# START OF Task inputs

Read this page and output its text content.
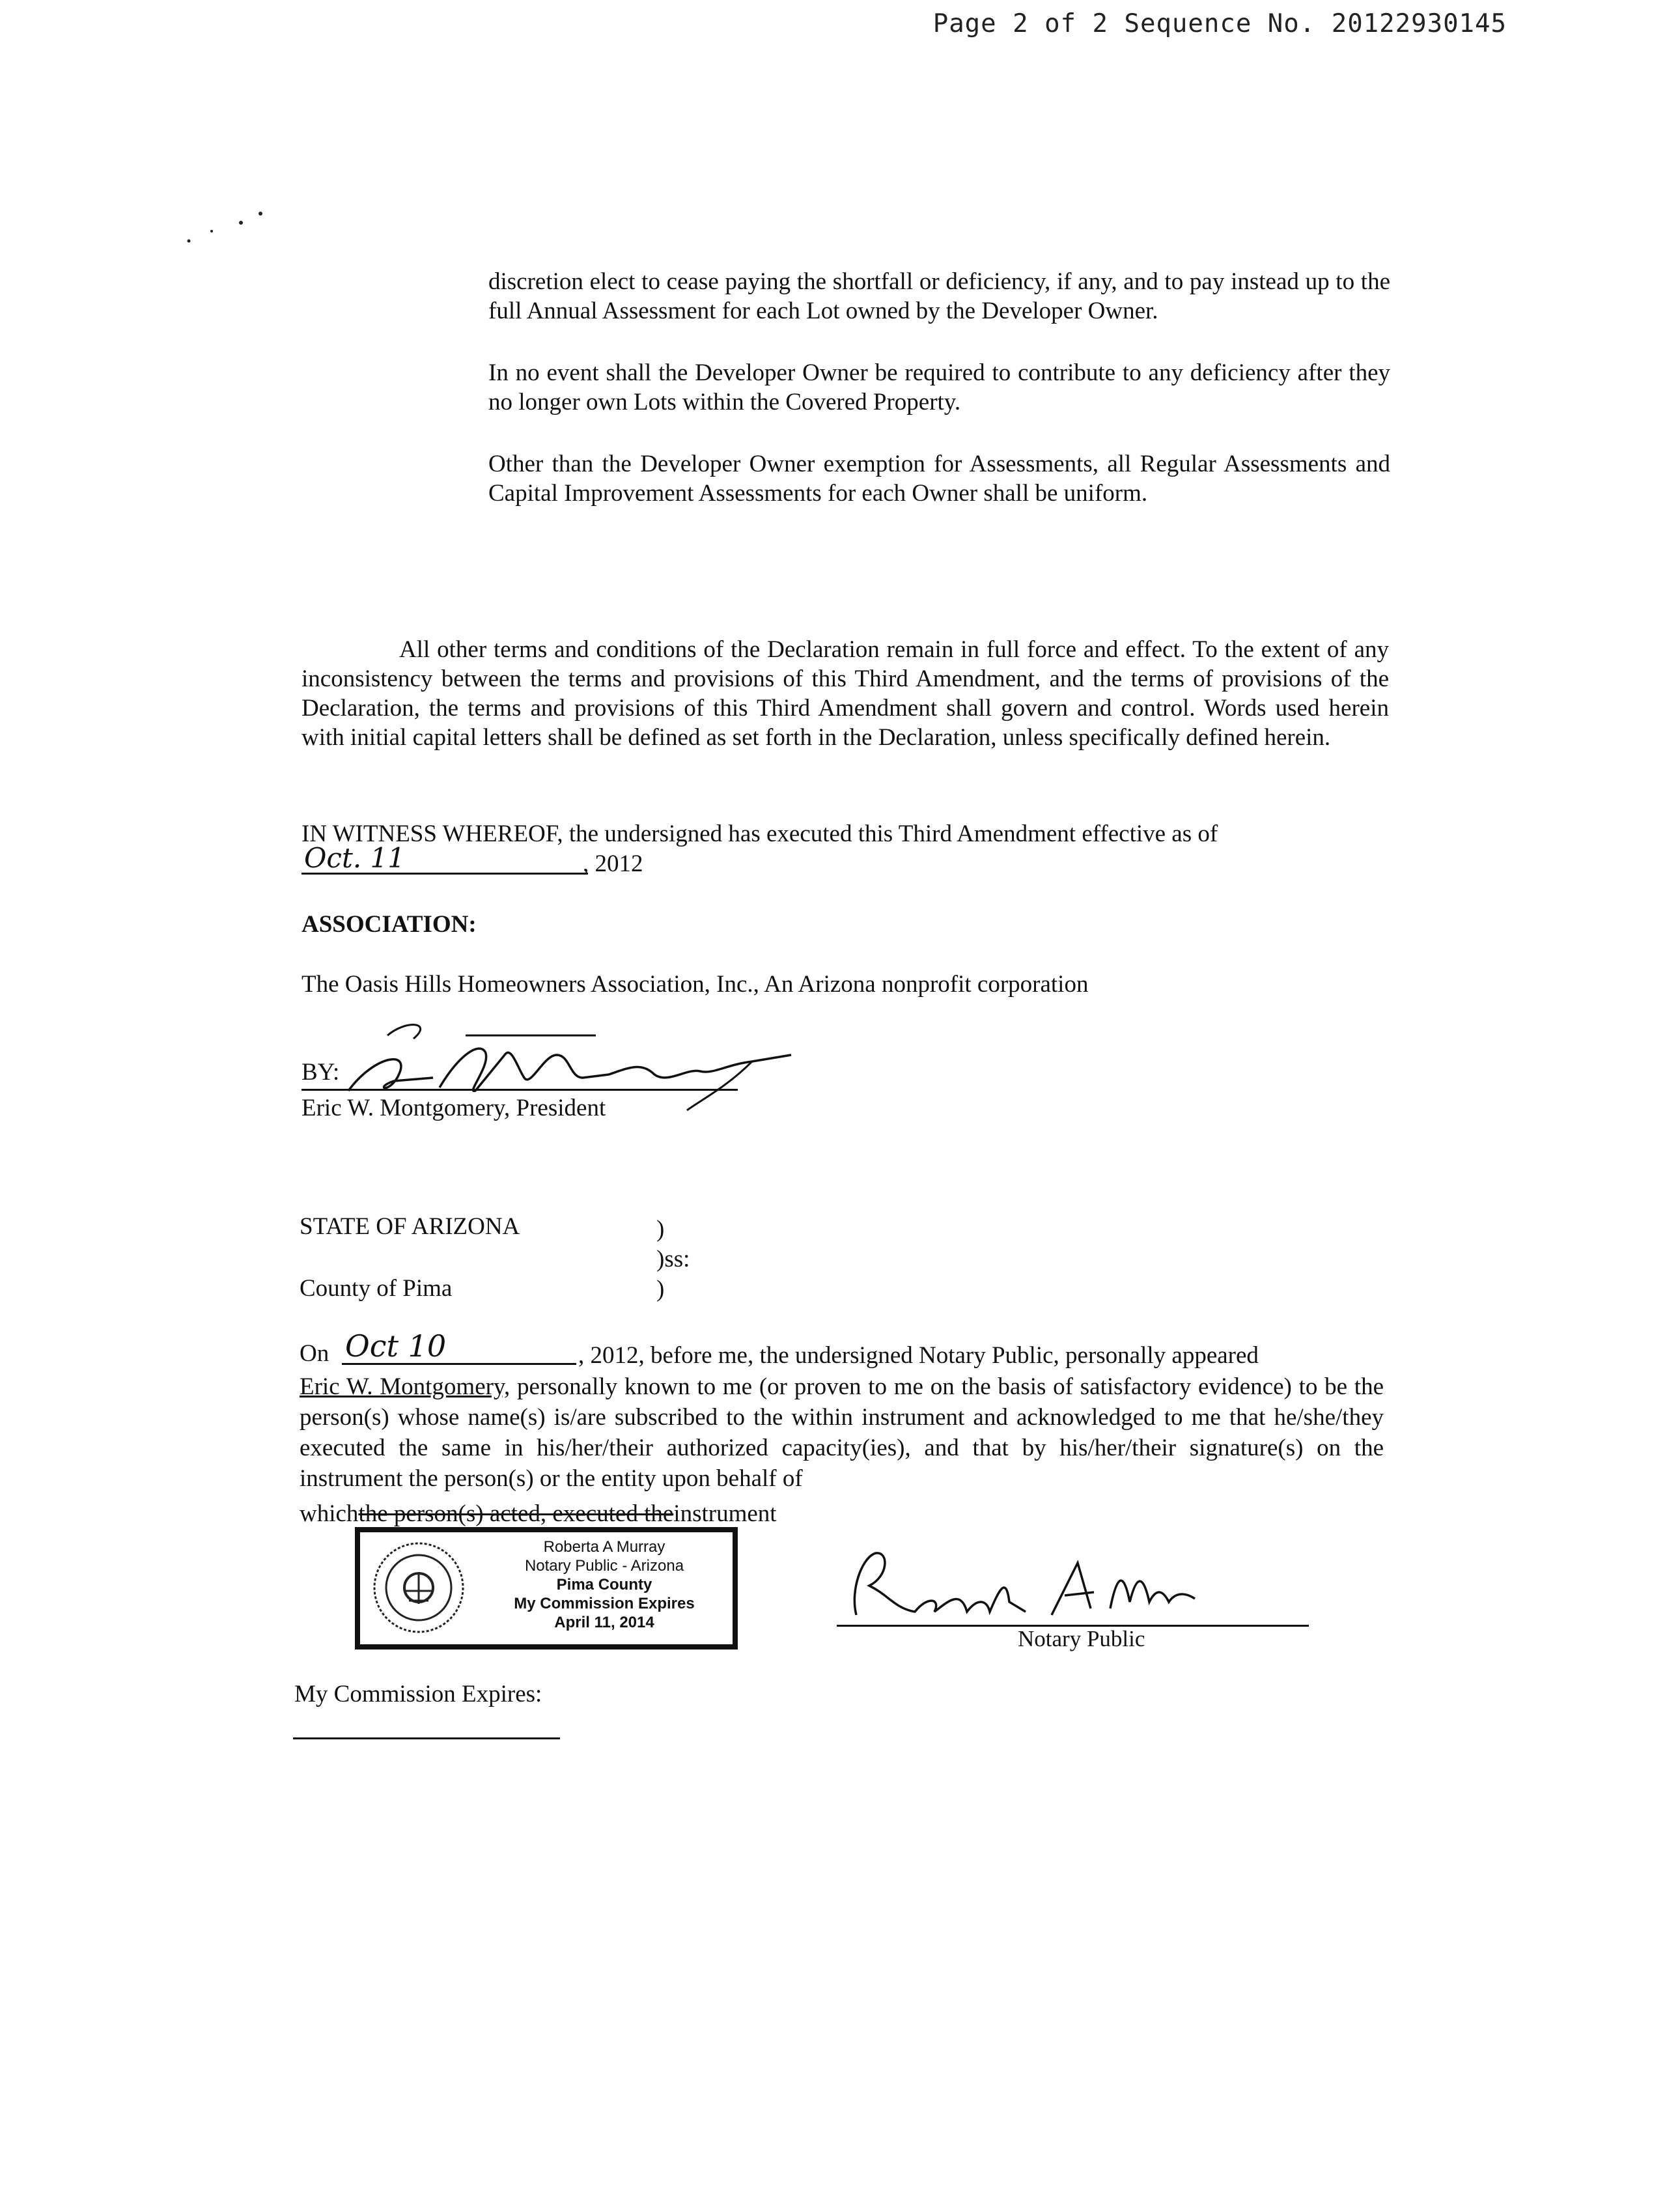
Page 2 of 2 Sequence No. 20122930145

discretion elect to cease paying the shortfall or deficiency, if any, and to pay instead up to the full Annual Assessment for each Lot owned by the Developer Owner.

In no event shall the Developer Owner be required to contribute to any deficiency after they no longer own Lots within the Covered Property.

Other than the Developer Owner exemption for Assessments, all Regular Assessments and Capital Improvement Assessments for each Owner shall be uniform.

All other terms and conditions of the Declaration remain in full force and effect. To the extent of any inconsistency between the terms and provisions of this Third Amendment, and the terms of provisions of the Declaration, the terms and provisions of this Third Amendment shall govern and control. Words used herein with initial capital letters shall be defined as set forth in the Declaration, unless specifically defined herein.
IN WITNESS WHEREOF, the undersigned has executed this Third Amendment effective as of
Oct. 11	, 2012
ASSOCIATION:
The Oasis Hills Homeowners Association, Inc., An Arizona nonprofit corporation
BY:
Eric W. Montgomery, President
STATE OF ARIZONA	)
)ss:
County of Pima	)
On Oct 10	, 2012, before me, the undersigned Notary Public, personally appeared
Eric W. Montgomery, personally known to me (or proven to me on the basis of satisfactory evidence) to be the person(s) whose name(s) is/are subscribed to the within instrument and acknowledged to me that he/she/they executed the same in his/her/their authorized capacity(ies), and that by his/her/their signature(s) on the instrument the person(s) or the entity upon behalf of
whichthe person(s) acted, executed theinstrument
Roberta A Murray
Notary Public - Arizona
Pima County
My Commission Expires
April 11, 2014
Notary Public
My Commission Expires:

# END OF Task inputs

Aim of the task: Reproduce every line precisely as given, omitting all pictures.

Solution to the exercise:
Read this page and output its text content.
Page 2 of 2 Sequence No. 20122930145

discretion elect to cease paying the shortfall or deficiency, if any, and to pay instead up to the full Annual Assessment for each Lot owned by the Developer Owner.

In no event shall the Developer Owner be required to contribute to any deficiency after they no longer own Lots within the Covered Property.

Other than the Developer Owner exemption for Assessments, all Regular Assessments and Capital Improvement Assessments for each Owner shall be uniform.

All other terms and conditions of the Declaration remain in full force and effect. To the extent of any inconsistency between the terms and provisions of this Third Amendment, and the terms of provisions of the Declaration, the terms and provisions of this Third Amendment shall govern and control. Words used herein with initial capital letters shall be defined as set forth in the Declaration, unless specifically defined herein.
IN WITNESS WHEREOF, the undersigned has executed this Third Amendment effective as of
Oct. 11	, 2012
ASSOCIATION:
The Oasis Hills Homeowners Association, Inc., An Arizona nonprofit corporation
BY:
Eric W. Montgomery, President
STATE OF ARIZONA	)
)ss:
County of Pima	)
On Oct 10	, 2012, before me, the undersigned Notary Public, personally appeared
Eric W. Montgomery, personally known to me (or proven to me on the basis of satisfactory evidence) to be the person(s) whose name(s) is/are subscribed to the within instrument and acknowledged to me that he/she/they executed the same in his/her/their authorized capacity(ies), and that by his/her/their signature(s) on the instrument the person(s) or the entity upon behalf of
whichthe person(s) acted, executed theinstrument
Roberta A Murray
Notary Public - Arizona
Pima County
My Commission Expires
April 11, 2014
Notary Public
My Commission Expires:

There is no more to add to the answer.